Stored items:
....
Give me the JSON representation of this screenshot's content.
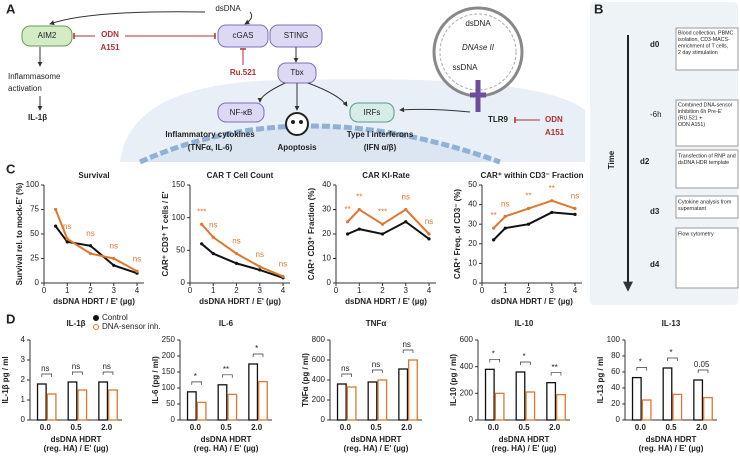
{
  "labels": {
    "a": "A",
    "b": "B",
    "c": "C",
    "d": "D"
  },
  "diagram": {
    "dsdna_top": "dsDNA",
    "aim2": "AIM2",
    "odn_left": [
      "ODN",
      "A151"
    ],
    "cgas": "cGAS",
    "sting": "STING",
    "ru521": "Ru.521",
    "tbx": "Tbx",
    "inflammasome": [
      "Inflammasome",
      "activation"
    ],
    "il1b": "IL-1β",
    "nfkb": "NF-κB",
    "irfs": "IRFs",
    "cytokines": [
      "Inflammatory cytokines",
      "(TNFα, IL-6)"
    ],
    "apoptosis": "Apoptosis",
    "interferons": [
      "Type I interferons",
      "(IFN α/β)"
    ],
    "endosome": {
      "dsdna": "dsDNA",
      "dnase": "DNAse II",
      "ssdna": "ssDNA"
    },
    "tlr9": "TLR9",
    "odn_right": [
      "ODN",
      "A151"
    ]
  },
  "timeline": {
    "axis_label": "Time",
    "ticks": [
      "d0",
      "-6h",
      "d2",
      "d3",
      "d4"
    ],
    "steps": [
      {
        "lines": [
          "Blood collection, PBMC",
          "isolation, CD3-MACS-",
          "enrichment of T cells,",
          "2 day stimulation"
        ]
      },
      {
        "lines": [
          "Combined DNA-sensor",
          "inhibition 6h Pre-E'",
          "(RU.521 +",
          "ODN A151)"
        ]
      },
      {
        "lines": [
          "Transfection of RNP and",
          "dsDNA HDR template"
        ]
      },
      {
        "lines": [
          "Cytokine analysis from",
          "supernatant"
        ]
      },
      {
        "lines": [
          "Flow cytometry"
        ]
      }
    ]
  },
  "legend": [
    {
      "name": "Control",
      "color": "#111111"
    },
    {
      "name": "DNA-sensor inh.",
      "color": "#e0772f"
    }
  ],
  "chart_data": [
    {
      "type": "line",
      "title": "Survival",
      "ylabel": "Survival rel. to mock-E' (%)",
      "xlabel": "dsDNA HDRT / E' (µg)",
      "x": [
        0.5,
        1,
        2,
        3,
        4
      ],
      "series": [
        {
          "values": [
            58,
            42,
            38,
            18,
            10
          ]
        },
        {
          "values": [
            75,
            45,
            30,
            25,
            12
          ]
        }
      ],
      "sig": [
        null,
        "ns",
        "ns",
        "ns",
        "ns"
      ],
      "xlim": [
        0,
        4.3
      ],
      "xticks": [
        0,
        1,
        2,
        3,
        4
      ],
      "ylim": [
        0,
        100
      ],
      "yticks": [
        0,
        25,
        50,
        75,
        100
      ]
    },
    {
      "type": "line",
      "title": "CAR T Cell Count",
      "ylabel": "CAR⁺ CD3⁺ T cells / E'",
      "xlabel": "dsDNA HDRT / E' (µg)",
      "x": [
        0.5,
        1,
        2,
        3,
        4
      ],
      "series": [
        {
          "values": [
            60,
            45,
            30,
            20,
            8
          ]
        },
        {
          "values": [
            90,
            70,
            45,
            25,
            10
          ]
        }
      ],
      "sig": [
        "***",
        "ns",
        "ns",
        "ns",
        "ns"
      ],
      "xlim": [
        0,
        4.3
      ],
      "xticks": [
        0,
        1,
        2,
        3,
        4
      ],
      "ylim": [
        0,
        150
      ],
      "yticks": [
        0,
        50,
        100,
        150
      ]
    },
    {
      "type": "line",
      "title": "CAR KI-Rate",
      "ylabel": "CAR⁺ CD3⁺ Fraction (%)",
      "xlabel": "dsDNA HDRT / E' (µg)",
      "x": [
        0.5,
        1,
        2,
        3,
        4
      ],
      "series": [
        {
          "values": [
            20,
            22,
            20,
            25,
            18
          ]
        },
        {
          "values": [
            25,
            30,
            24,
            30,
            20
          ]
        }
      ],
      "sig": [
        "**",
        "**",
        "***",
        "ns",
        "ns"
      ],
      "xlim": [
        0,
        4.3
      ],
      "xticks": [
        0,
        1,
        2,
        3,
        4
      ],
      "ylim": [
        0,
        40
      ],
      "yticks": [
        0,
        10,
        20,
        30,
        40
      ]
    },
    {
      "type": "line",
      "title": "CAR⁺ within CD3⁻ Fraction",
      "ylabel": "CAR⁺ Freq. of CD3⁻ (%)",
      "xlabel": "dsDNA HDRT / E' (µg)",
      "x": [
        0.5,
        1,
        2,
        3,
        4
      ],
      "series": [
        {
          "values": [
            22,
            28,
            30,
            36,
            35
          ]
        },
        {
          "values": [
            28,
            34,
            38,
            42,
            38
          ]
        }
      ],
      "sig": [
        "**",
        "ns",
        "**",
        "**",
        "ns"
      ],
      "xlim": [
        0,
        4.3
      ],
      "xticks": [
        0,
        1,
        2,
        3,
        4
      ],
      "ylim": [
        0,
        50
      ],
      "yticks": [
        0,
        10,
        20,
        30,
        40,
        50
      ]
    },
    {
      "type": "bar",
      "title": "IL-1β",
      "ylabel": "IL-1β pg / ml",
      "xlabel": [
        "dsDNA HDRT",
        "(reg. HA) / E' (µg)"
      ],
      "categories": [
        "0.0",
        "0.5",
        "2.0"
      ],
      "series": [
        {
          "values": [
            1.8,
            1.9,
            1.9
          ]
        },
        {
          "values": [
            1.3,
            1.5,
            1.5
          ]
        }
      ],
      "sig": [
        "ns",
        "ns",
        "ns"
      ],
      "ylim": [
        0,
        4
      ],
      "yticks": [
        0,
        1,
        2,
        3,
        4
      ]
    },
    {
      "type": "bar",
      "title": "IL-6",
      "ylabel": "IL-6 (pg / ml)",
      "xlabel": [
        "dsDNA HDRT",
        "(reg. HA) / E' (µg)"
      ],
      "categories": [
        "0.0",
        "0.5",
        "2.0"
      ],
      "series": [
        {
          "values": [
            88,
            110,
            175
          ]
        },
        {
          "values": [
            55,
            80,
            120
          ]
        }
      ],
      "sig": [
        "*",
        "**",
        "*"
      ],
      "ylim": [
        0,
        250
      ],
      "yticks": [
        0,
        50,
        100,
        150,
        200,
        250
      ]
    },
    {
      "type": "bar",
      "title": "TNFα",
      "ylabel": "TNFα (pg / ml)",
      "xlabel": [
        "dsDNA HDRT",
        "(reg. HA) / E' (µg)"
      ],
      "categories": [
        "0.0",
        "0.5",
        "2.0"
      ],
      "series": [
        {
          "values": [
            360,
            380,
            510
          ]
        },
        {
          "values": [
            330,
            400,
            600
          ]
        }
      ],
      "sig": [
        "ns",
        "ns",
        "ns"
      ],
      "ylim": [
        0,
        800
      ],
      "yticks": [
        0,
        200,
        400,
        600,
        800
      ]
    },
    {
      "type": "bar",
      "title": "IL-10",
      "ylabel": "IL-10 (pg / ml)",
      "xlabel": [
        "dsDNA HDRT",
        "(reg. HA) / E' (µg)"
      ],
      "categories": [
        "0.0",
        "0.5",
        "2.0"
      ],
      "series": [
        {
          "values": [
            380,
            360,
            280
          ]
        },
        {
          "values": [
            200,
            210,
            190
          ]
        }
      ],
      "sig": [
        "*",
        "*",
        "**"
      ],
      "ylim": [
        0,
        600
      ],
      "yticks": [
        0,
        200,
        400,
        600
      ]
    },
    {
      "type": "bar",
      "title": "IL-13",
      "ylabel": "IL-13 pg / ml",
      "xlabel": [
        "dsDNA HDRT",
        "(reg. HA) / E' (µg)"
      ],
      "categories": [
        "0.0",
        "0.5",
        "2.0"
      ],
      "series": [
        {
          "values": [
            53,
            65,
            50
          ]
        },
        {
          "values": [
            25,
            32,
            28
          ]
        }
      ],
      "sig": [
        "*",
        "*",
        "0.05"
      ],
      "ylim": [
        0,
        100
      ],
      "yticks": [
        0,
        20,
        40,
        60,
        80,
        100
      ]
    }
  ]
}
....
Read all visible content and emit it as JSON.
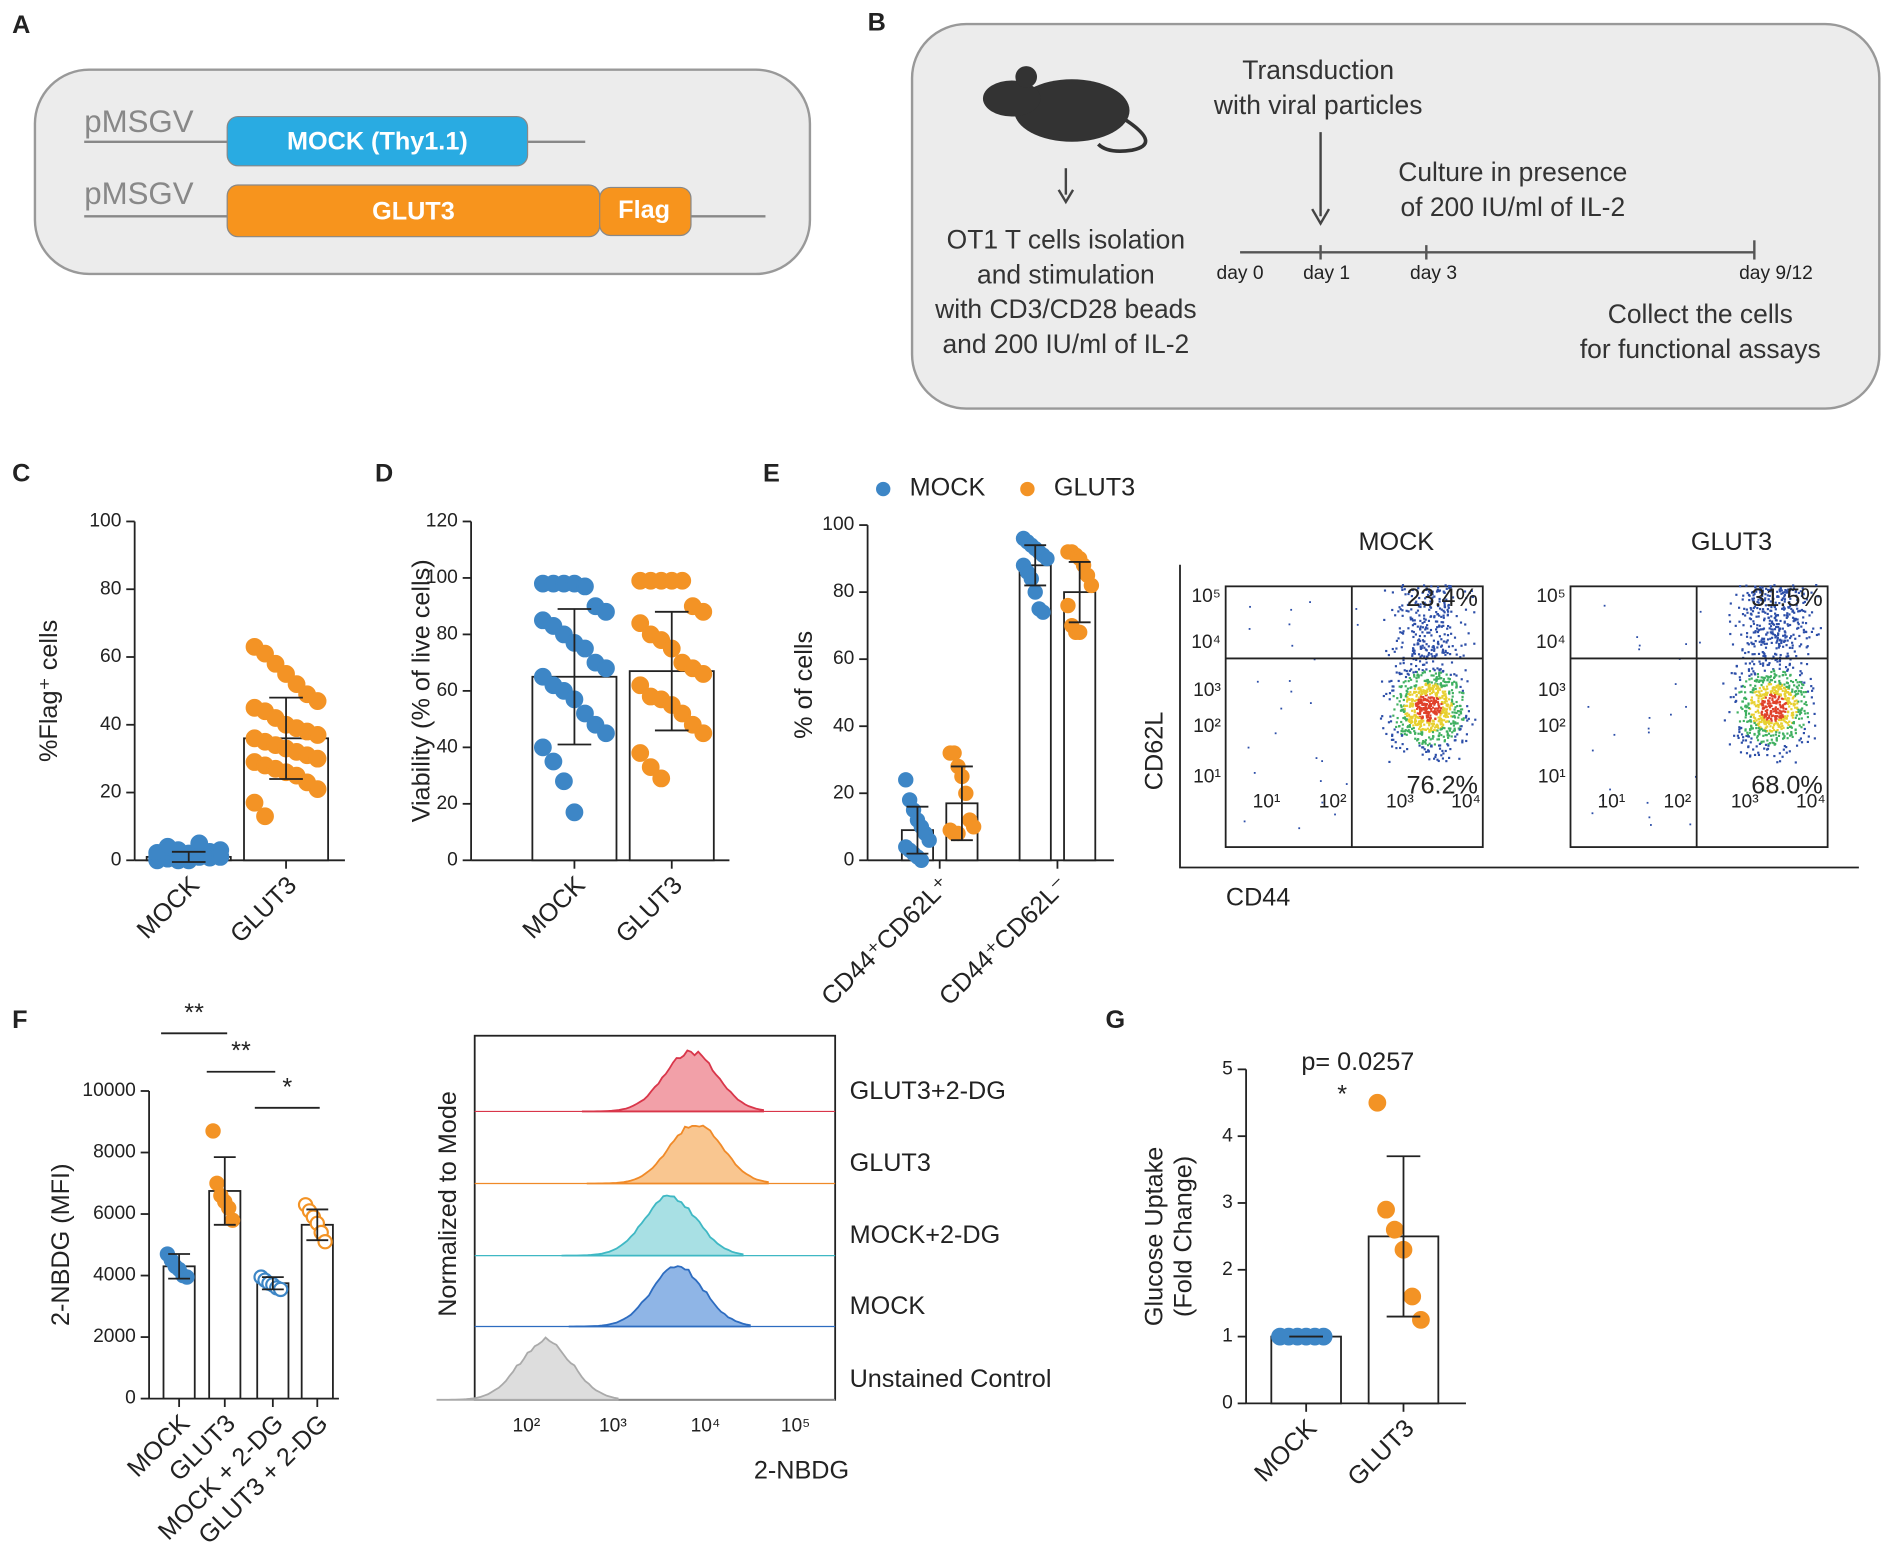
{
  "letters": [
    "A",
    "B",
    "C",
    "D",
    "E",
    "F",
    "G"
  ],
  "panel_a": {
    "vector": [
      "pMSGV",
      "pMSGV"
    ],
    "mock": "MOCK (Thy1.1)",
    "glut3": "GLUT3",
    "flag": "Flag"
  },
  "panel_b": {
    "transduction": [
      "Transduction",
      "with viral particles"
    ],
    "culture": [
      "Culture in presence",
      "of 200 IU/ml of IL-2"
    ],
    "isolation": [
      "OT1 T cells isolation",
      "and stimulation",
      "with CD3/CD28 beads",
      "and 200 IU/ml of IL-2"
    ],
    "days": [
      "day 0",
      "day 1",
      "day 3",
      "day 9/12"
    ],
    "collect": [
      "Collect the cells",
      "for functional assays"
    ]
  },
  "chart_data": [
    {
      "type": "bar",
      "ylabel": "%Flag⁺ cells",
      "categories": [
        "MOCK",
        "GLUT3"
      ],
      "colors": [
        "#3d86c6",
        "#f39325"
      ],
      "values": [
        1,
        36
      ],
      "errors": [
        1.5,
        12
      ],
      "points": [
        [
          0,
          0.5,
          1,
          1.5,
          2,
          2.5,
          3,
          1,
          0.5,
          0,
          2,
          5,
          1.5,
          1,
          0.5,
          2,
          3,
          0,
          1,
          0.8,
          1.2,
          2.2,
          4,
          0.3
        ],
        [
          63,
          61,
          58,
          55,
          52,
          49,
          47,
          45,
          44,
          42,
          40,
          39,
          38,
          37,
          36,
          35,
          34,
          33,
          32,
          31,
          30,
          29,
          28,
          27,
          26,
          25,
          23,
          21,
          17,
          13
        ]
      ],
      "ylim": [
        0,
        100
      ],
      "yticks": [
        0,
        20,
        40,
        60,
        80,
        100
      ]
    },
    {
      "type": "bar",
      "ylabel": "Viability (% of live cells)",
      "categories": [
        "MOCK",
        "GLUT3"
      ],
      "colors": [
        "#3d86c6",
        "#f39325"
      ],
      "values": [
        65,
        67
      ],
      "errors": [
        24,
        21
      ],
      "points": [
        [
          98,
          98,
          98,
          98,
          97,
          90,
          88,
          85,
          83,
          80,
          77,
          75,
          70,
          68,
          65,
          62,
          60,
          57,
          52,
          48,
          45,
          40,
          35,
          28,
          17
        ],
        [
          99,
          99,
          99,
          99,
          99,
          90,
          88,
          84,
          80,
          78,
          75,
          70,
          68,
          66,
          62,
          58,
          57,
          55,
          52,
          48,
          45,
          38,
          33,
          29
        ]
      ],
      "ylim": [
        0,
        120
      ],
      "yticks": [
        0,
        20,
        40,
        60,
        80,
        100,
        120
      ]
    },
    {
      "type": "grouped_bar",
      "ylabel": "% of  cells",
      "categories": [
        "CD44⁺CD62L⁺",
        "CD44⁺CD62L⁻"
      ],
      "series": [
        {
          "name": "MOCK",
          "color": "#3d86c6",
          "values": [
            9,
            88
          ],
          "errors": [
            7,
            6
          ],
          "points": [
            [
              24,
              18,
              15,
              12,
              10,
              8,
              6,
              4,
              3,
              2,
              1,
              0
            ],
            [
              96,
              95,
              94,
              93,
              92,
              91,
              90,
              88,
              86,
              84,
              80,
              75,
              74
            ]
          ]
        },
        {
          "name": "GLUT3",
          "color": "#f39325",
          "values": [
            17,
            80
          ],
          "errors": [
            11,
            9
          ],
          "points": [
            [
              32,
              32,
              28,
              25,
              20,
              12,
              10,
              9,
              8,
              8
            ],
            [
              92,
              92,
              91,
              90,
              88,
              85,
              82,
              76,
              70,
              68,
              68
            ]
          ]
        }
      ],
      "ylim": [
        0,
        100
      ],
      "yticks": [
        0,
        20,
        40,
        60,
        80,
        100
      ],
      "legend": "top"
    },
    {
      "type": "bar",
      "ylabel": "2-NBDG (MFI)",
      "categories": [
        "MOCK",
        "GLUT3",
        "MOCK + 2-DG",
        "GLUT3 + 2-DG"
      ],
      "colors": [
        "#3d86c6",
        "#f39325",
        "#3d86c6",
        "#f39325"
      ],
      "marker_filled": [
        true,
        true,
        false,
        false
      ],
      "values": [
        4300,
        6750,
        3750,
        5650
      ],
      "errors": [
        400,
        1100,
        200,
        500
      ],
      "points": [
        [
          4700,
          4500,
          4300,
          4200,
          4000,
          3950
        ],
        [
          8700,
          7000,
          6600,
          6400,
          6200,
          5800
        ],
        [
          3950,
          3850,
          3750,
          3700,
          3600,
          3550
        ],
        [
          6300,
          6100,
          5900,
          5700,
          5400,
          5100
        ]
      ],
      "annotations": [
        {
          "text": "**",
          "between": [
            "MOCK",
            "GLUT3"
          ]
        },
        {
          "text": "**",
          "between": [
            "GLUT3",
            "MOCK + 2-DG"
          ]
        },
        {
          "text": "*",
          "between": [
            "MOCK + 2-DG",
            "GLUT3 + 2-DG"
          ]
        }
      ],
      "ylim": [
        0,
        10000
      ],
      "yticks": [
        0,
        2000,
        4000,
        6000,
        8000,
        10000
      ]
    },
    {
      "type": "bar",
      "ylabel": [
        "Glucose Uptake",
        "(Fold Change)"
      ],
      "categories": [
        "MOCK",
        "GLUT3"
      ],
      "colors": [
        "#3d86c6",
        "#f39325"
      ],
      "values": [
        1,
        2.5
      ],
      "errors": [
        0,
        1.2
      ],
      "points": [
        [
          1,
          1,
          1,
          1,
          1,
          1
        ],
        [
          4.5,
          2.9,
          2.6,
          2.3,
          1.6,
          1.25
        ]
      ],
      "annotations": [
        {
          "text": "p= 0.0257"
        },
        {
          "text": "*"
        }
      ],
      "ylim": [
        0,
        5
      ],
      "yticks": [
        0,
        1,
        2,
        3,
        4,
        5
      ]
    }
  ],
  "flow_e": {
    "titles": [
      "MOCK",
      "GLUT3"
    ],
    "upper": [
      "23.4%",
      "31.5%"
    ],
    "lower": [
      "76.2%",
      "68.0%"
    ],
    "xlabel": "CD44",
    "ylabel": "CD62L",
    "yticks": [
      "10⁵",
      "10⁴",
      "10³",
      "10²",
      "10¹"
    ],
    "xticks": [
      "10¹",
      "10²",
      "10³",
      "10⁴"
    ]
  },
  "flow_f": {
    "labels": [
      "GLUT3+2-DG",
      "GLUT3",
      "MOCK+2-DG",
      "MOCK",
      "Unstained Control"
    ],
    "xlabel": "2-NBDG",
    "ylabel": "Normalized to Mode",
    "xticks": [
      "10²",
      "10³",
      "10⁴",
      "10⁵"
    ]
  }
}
....
* **INSTRUCTIONS FOR THE TASK**
Read the entries above and find each line holding the word "JSON". Copy it out.

* **EXPECTED OUTPUT**
Give me the JSON representation of this screenshot's content.
Read all visible content and emit it as JSON.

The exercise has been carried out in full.